### [Task objective]
Every line of the data that contains the string "role" must be copied.

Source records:
----

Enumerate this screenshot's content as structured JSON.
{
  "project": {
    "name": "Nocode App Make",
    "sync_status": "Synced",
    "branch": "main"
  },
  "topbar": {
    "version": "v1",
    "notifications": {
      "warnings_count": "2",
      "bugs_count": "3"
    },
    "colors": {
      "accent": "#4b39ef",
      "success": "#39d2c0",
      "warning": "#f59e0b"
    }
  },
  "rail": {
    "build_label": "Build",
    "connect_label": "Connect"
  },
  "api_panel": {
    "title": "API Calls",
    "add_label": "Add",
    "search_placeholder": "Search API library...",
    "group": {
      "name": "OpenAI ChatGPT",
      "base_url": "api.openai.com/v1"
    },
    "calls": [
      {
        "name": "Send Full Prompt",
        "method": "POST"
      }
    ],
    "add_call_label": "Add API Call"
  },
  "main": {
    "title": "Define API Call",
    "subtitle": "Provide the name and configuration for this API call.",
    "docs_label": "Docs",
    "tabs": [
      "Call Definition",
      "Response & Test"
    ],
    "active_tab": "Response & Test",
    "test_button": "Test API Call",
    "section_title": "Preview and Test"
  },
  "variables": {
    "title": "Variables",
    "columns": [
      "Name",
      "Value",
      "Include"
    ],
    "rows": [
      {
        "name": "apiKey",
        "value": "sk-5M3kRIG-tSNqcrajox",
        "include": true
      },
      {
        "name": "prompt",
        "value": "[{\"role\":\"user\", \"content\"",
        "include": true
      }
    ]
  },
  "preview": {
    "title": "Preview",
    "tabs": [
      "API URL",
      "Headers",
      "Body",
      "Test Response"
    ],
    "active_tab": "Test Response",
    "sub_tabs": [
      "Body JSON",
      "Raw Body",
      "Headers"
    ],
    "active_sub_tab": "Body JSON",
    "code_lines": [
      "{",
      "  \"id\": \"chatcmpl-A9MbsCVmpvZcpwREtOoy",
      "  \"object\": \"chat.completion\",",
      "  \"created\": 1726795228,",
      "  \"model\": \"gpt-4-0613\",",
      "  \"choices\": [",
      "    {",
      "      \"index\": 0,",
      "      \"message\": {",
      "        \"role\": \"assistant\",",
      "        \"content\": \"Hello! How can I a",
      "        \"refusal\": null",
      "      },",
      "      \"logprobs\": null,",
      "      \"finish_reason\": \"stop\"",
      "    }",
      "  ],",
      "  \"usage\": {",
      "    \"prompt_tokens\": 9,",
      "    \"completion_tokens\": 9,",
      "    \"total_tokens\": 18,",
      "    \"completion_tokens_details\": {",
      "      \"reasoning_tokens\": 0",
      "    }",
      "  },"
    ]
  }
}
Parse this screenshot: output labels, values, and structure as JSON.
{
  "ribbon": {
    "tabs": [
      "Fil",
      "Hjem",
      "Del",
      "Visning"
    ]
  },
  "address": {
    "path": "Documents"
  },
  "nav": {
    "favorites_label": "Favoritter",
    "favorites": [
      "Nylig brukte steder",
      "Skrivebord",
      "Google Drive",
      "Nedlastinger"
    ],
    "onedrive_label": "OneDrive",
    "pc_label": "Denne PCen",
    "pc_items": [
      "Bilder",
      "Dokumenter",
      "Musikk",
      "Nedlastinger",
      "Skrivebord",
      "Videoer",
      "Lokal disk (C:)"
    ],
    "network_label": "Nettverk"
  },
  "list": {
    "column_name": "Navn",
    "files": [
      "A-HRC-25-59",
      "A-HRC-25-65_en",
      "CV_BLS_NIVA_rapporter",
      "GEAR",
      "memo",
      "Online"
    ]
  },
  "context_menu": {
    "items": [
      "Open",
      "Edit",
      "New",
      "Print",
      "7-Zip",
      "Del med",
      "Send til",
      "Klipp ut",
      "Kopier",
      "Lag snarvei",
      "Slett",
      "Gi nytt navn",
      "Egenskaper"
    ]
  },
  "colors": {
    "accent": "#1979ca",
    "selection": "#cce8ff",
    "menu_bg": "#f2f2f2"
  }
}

----

### [Problem solution]
        "value": "[{\"role\":\"user\", \"content\"",
      "        \"role\": \"assistant\",",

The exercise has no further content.